-- Begin Material provided --

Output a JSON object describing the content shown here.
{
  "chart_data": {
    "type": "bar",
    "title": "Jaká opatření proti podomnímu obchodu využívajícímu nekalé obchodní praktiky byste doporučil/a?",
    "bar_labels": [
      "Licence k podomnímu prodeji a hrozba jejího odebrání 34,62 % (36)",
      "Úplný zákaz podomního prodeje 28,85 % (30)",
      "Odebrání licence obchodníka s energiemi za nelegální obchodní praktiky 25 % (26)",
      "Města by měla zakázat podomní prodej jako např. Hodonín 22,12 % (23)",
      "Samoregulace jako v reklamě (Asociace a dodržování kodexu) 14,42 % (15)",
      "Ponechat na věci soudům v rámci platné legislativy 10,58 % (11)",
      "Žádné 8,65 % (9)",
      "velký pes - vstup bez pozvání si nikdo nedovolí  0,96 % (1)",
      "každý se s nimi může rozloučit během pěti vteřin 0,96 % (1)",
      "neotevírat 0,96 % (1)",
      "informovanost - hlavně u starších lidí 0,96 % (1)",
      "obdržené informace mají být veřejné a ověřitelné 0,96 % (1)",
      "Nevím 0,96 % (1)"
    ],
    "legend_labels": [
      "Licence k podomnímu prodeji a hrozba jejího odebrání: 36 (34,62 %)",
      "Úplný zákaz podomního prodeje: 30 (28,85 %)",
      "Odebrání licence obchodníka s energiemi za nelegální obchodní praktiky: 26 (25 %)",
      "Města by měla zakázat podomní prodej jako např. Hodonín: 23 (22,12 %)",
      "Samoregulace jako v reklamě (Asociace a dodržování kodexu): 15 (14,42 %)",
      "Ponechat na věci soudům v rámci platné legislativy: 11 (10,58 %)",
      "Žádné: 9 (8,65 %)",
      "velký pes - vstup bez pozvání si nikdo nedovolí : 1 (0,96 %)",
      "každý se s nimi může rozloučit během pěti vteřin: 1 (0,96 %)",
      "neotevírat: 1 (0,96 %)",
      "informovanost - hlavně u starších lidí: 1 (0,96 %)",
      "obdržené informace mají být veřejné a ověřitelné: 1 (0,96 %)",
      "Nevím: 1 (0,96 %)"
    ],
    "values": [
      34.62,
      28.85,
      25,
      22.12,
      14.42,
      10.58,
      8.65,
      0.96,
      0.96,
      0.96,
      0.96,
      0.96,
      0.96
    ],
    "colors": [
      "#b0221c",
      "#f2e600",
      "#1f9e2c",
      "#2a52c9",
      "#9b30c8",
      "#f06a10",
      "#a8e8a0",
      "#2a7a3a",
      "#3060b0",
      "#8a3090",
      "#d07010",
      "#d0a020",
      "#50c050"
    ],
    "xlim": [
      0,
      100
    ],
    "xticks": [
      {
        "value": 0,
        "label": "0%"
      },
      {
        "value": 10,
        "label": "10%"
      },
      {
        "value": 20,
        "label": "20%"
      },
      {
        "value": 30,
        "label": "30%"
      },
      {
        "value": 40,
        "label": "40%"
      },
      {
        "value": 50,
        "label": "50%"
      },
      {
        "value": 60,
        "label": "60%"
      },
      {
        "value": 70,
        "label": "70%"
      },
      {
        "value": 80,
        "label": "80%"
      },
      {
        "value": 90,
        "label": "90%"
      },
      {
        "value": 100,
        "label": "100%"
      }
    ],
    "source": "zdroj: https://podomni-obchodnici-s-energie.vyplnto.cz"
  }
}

-- End Material provided --

Instructions for the task. Reproduce the material above without altering a single character.

Task output.
Output a JSON object describing the content shown here.
{
  "chart_data": {
    "type": "bar",
    "title": "Jaká opatření proti podomnímu obchodu využívajícímu nekalé obchodní praktiky byste doporučil/a?",
    "bar_labels": [
      "Licence k podomnímu prodeji a hrozba jejího odebrání 34,62 % (36)",
      "Úplný zákaz podomního prodeje 28,85 % (30)",
      "Odebrání licence obchodníka s energiemi za nelegální obchodní praktiky 25 % (26)",
      "Města by měla zakázat podomní prodej jako např. Hodonín 22,12 % (23)",
      "Samoregulace jako v reklamě (Asociace a dodržování kodexu) 14,42 % (15)",
      "Ponechat na věci soudům v rámci platné legislativy 10,58 % (11)",
      "Žádné 8,65 % (9)",
      "velký pes - vstup bez pozvání si nikdo nedovolí  0,96 % (1)",
      "každý se s nimi může rozloučit během pěti vteřin 0,96 % (1)",
      "neotevírat 0,96 % (1)",
      "informovanost - hlavně u starších lidí 0,96 % (1)",
      "obdržené informace mají být veřejné a ověřitelné 0,96 % (1)",
      "Nevím 0,96 % (1)"
    ],
    "legend_labels": [
      "Licence k podomnímu prodeji a hrozba jejího odebrání: 36 (34,62 %)",
      "Úplný zákaz podomního prodeje: 30 (28,85 %)",
      "Odebrání licence obchodníka s energiemi za nelegální obchodní praktiky: 26 (25 %)",
      "Města by měla zakázat podomní prodej jako např. Hodonín: 23 (22,12 %)",
      "Samoregulace jako v reklamě (Asociace a dodržování kodexu): 15 (14,42 %)",
      "Ponechat na věci soudům v rámci platné legislativy: 11 (10,58 %)",
      "Žádné: 9 (8,65 %)",
      "velký pes - vstup bez pozvání si nikdo nedovolí : 1 (0,96 %)",
      "každý se s nimi může rozloučit během pěti vteřin: 1 (0,96 %)",
      "neotevírat: 1 (0,96 %)",
      "informovanost - hlavně u starších lidí: 1 (0,96 %)",
      "obdržené informace mají být veřejné a ověřitelné: 1 (0,96 %)",
      "Nevím: 1 (0,96 %)"
    ],
    "values": [
      34.62,
      28.85,
      25,
      22.12,
      14.42,
      10.58,
      8.65,
      0.96,
      0.96,
      0.96,
      0.96,
      0.96,
      0.96
    ],
    "colors": [
      "#b0221c",
      "#f2e600",
      "#1f9e2c",
      "#2a52c9",
      "#9b30c8",
      "#f06a10",
      "#a8e8a0",
      "#2a7a3a",
      "#3060b0",
      "#8a3090",
      "#d07010",
      "#d0a020",
      "#50c050"
    ],
    "xlim": [
      0,
      100
    ],
    "xticks": [
      {
        "value": 0,
        "label": "0%"
      },
      {
        "value": 10,
        "label": "10%"
      },
      {
        "value": 20,
        "label": "20%"
      },
      {
        "value": 30,
        "label": "30%"
      },
      {
        "value": 40,
        "label": "40%"
      },
      {
        "value": 50,
        "label": "50%"
      },
      {
        "value": 60,
        "label": "60%"
      },
      {
        "value": 70,
        "label": "70%"
      },
      {
        "value": 80,
        "label": "80%"
      },
      {
        "value": 90,
        "label": "90%"
      },
      {
        "value": 100,
        "label": "100%"
      }
    ],
    "source": "zdroj: https://podomni-obchodnici-s-energie.vyplnto.cz"
  }
}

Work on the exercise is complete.